Return all lines below containing the word "details".

**** ITEMS

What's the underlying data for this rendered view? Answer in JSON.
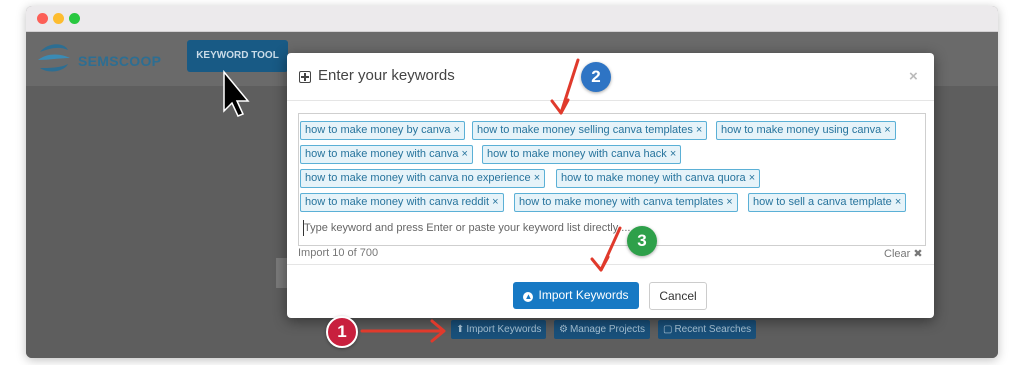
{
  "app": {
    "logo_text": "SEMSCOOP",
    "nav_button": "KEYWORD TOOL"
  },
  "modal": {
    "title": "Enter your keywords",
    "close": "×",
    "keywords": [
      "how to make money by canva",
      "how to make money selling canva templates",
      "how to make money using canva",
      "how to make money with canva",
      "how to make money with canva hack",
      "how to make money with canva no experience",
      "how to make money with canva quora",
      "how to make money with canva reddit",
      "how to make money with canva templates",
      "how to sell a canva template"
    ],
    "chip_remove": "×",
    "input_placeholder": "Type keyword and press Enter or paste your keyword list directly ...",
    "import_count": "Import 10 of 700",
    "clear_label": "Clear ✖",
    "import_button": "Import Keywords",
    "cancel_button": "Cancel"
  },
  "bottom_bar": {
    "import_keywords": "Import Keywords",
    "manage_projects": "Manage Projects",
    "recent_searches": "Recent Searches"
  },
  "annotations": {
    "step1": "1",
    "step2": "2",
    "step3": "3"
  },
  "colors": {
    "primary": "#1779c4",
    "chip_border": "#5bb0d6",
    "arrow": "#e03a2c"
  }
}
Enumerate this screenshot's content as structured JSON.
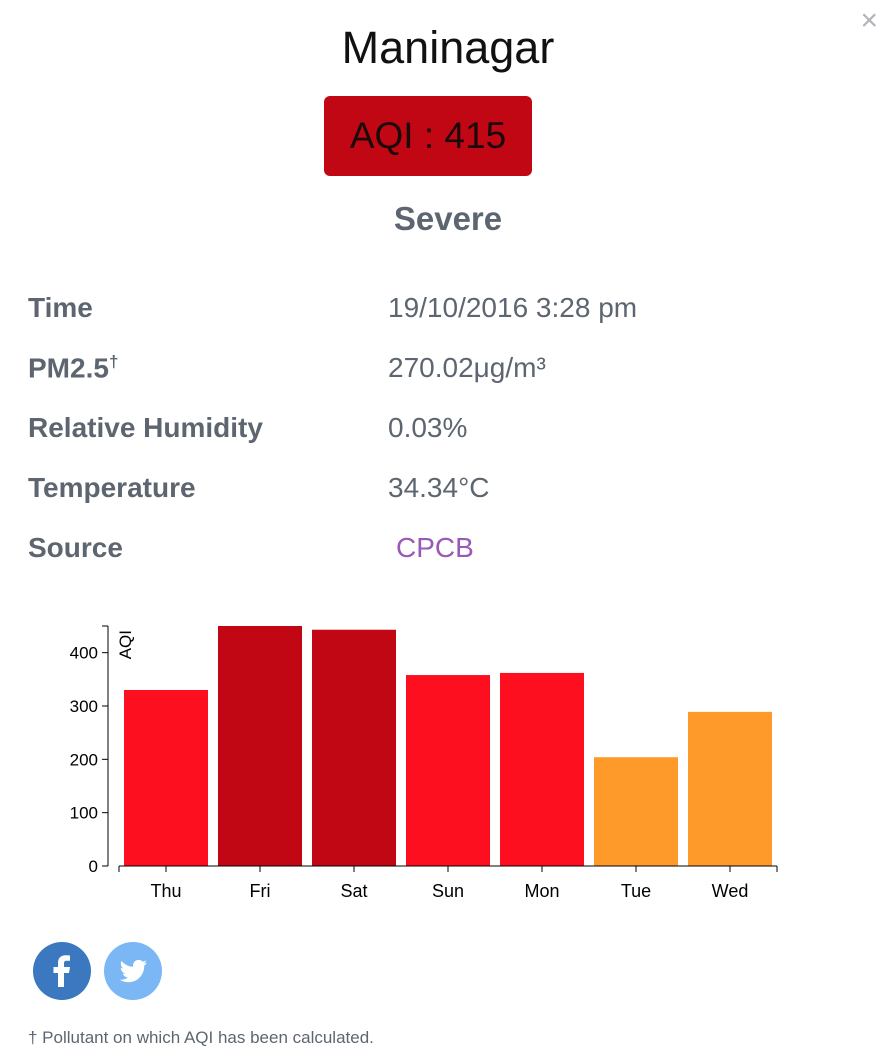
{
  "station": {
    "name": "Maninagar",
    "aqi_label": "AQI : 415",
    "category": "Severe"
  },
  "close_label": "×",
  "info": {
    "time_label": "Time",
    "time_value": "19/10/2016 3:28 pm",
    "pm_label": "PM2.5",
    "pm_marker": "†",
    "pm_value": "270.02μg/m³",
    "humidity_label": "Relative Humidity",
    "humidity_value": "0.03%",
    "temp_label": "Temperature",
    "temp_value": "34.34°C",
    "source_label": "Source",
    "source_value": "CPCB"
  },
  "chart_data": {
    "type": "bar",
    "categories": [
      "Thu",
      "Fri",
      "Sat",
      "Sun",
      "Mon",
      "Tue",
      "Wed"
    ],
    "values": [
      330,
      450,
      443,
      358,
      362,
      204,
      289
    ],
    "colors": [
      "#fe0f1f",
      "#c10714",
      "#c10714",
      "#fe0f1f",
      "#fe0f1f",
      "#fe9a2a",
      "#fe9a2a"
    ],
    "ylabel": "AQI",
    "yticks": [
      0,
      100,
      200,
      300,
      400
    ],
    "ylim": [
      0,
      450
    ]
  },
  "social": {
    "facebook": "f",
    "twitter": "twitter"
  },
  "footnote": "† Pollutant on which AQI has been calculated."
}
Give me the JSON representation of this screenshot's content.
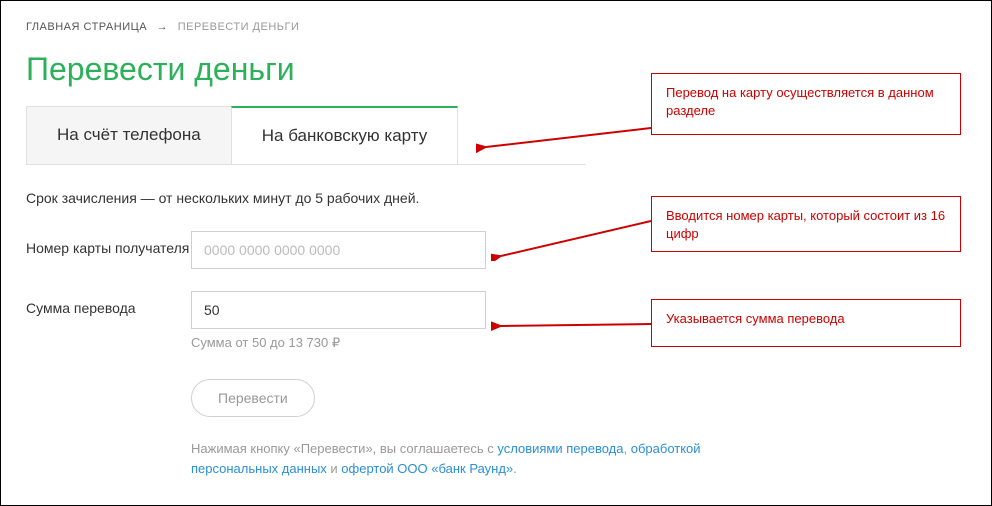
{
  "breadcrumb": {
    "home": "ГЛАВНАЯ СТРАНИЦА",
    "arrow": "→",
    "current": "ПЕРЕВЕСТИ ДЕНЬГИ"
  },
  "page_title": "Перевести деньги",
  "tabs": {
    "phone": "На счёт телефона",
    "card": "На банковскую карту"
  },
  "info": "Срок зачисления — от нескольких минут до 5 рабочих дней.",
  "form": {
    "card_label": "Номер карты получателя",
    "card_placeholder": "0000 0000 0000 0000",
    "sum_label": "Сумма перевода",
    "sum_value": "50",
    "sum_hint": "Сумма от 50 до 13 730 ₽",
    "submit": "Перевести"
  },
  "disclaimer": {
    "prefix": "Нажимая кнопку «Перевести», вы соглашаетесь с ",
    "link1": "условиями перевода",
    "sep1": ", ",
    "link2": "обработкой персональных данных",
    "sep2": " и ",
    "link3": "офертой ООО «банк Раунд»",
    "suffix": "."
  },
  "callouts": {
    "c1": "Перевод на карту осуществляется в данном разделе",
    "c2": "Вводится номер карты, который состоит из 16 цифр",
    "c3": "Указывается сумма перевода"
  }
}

********
**** ITEMS

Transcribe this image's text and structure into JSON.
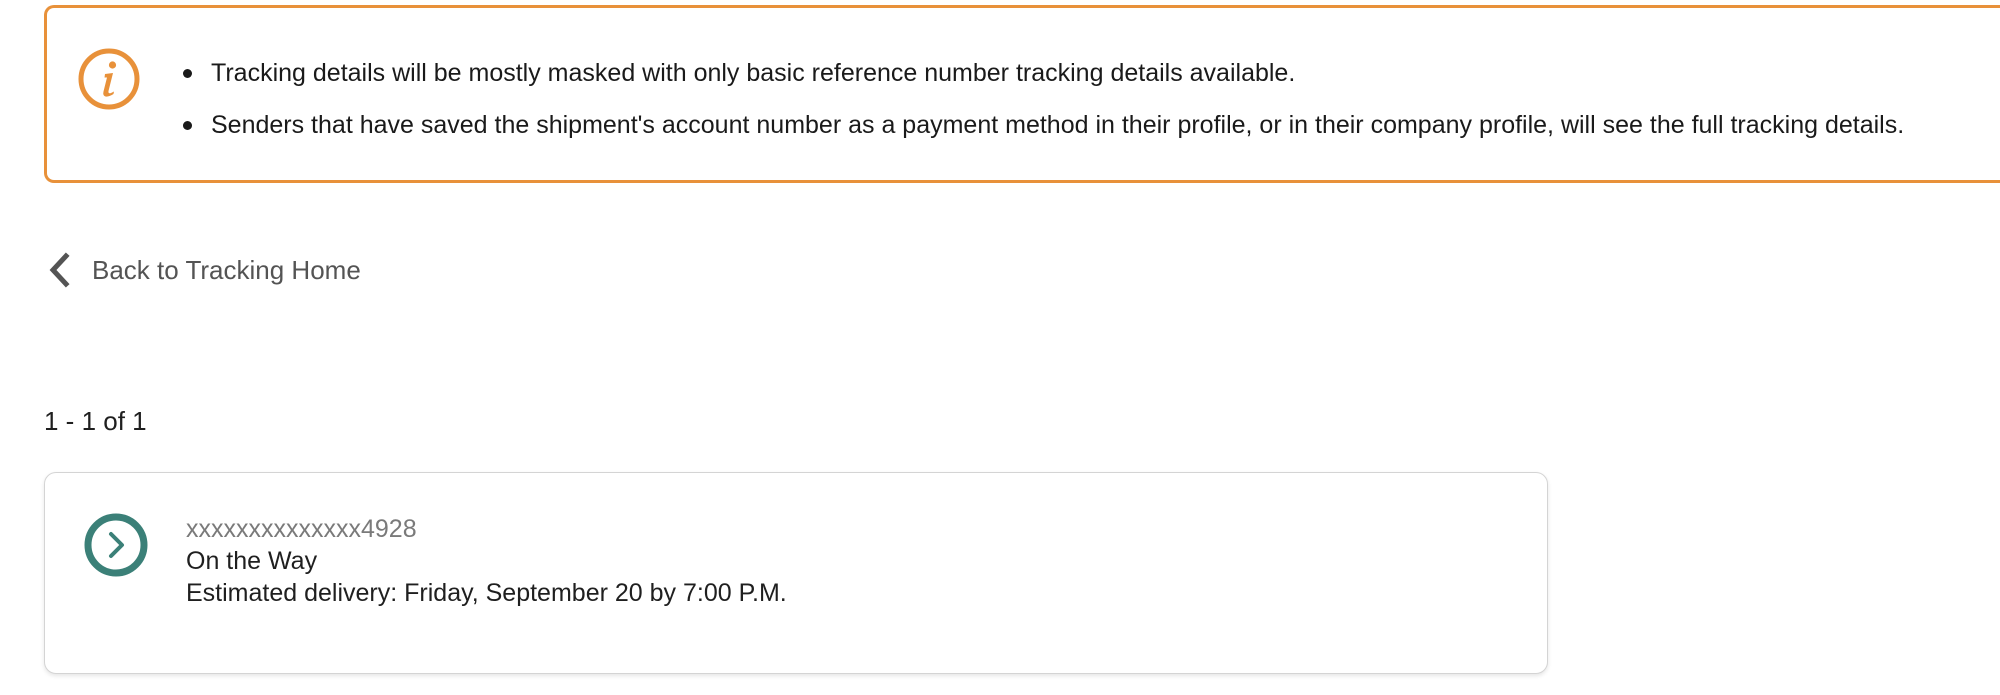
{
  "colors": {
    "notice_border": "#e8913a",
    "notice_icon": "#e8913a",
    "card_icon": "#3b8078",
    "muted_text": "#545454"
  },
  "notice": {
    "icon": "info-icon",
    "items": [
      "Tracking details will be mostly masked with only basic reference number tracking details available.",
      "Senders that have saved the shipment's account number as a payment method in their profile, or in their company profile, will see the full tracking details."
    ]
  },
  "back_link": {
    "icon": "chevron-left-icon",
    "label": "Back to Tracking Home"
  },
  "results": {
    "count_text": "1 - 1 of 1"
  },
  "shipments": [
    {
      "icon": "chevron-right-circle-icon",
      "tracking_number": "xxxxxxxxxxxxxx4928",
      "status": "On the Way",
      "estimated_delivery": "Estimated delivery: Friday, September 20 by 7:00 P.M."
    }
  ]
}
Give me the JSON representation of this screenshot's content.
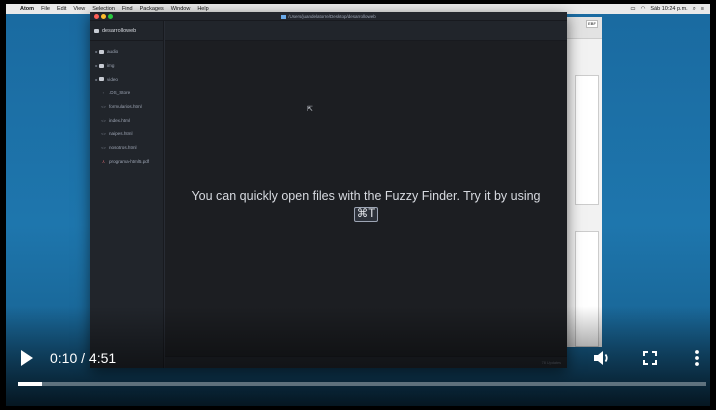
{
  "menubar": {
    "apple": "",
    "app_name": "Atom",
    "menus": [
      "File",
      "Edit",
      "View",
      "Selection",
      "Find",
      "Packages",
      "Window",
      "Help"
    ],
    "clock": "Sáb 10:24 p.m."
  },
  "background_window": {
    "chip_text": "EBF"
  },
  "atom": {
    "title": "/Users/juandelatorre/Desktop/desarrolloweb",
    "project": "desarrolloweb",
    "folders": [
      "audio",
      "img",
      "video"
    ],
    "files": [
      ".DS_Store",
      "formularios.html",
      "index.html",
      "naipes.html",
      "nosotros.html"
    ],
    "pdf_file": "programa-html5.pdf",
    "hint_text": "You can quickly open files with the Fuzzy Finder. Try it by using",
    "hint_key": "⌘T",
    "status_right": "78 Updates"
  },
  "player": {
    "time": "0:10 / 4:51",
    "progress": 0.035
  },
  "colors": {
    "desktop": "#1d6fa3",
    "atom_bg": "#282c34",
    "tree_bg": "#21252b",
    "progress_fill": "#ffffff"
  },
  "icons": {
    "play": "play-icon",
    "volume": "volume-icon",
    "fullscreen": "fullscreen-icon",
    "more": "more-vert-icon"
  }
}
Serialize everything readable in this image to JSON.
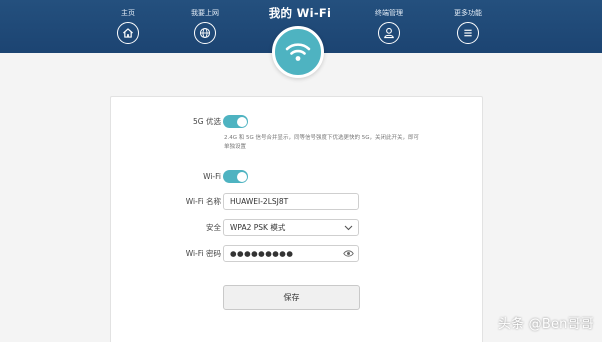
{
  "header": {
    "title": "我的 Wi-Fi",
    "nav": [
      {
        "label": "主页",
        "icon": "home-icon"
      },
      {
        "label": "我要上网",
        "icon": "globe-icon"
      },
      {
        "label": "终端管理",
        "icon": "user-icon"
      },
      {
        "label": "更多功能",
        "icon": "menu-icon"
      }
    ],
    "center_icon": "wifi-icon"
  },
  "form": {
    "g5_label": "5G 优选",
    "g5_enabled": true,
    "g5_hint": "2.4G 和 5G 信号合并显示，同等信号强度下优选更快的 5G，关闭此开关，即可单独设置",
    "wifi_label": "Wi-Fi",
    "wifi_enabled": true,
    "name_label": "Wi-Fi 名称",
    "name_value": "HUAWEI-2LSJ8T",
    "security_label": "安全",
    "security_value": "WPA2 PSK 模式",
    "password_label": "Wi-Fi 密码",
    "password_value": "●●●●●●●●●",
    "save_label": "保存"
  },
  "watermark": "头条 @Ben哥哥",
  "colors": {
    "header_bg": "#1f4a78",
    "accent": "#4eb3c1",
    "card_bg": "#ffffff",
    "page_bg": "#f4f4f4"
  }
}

********
**** ITEMS

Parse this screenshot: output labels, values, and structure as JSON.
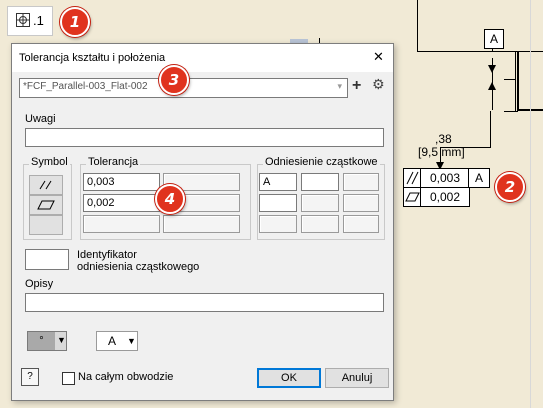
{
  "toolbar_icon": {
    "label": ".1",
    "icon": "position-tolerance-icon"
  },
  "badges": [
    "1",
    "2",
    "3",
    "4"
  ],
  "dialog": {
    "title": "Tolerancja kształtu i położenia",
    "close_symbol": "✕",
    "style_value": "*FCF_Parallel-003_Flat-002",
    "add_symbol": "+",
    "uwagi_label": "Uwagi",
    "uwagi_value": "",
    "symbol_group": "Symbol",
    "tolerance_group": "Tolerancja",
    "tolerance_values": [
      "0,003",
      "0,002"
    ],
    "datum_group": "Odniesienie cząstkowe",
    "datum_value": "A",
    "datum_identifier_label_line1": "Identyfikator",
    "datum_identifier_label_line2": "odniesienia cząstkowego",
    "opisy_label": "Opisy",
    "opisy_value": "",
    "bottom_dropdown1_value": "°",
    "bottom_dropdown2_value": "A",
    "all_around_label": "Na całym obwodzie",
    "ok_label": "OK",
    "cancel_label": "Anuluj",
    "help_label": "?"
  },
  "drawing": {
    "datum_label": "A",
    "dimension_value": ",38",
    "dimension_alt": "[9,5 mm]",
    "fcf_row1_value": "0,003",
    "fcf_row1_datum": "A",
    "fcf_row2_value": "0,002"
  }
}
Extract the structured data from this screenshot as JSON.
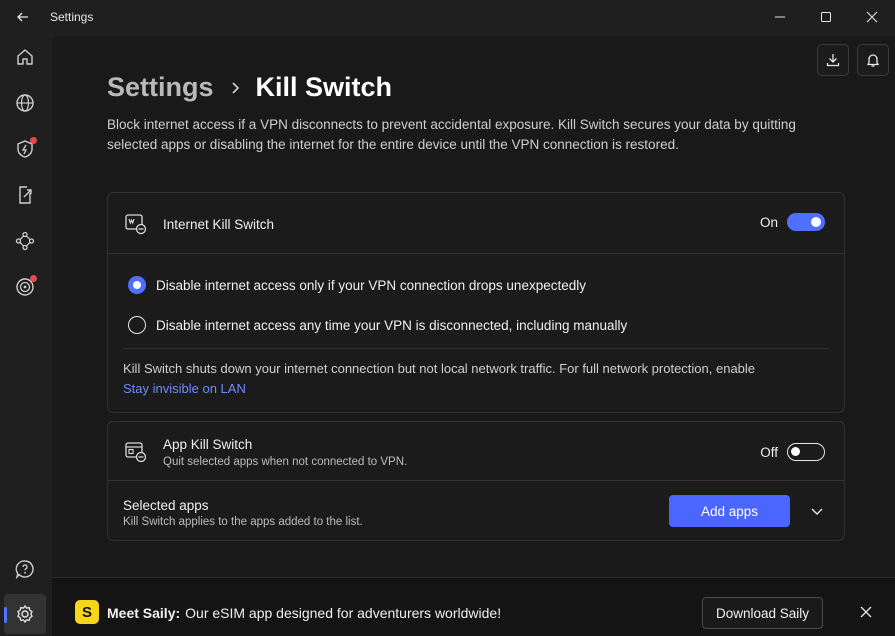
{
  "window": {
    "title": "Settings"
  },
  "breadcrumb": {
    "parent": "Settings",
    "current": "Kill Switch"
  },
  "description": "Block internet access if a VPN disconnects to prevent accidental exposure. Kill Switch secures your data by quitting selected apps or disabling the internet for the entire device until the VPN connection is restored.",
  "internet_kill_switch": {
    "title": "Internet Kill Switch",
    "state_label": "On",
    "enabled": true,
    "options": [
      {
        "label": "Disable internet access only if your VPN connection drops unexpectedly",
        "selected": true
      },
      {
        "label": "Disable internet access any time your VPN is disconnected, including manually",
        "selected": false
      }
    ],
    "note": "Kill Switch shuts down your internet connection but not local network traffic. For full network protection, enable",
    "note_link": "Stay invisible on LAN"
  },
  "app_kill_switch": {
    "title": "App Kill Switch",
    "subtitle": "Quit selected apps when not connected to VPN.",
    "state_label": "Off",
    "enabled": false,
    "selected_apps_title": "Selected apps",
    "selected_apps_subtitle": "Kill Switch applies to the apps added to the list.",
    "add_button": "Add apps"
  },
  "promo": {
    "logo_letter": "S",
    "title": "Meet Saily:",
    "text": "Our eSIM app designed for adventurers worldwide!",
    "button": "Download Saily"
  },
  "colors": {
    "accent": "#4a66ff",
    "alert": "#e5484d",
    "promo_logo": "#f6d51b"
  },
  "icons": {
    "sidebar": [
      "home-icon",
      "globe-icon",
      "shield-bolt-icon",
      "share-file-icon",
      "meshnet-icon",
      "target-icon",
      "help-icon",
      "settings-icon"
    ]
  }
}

********

• COMPLETED TASK
      "Tracking details will be mostly masked with only basic reference number tracking details available.",
      "Senders that have saved the shipment's account number as a payment method in their profile, or in their company profile, will see the full tracking details."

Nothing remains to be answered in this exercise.